Records to use
┄┄┄┄┄┄┄┄┄┄

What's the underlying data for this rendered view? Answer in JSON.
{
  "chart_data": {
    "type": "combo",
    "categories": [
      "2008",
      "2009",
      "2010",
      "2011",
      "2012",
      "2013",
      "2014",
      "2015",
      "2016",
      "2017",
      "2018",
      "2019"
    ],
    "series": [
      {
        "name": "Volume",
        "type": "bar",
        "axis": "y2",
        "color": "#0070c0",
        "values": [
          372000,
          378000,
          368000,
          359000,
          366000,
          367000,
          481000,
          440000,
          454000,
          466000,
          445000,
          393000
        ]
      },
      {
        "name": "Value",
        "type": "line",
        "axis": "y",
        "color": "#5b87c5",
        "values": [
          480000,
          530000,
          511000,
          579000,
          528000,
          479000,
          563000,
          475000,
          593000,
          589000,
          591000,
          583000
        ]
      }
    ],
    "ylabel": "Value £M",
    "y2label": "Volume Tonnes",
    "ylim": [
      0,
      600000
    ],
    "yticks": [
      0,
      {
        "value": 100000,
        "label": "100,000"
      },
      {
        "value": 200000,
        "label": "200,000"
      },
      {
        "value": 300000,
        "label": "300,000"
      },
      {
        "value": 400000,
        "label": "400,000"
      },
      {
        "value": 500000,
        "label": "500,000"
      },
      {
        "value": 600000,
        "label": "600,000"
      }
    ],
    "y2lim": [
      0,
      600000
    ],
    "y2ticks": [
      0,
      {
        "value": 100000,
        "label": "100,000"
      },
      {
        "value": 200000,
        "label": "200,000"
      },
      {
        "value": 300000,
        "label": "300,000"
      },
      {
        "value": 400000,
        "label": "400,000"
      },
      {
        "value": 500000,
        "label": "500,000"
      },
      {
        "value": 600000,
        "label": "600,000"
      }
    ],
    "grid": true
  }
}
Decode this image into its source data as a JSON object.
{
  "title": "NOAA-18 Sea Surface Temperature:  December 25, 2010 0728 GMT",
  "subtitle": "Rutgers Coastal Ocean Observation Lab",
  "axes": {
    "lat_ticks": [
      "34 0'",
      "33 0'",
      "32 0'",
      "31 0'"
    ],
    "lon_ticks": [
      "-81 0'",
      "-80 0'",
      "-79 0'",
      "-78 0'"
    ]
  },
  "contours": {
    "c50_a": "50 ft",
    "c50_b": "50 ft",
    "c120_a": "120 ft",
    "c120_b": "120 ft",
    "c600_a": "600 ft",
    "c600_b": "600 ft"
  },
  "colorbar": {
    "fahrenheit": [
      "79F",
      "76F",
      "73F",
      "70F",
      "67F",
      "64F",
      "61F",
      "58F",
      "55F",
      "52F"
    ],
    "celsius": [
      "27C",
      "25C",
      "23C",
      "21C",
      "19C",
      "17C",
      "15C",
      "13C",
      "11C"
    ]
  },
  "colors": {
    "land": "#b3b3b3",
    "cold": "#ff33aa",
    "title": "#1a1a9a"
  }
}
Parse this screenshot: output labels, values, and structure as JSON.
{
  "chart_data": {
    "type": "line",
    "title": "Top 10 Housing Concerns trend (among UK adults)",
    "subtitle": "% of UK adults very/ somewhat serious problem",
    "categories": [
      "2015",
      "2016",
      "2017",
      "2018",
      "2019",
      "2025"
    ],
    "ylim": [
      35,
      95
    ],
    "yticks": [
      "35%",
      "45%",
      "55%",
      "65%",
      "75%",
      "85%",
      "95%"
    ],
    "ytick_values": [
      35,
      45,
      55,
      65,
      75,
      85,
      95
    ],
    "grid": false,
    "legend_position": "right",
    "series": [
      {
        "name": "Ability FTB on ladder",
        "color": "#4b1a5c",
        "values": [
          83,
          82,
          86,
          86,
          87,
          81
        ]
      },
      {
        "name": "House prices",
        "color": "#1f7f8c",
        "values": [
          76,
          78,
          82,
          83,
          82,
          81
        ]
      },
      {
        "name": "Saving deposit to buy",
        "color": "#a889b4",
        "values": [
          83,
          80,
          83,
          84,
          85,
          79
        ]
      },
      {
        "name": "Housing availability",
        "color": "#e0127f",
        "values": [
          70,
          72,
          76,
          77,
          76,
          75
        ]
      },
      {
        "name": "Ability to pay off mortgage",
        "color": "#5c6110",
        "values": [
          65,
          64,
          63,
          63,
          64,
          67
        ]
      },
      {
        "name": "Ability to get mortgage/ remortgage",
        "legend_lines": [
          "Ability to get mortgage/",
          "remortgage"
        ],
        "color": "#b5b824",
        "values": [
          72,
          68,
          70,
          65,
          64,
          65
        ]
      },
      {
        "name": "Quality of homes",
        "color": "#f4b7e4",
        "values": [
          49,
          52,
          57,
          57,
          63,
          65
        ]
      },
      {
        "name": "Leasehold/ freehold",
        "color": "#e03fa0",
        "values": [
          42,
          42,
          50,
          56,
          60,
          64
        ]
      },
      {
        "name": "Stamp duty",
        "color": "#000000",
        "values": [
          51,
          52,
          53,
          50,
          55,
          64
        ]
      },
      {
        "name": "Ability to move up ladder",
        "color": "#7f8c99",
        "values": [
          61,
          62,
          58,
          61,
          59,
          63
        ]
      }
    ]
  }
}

┄┄┄┄┄┄┄┄┄┄

What to do
Find each line in the records holding the string "ladder" and show it.

Solution to this exercise
        "name": "Ability FTB on ladder",
        "name": "Ability to move up ladder",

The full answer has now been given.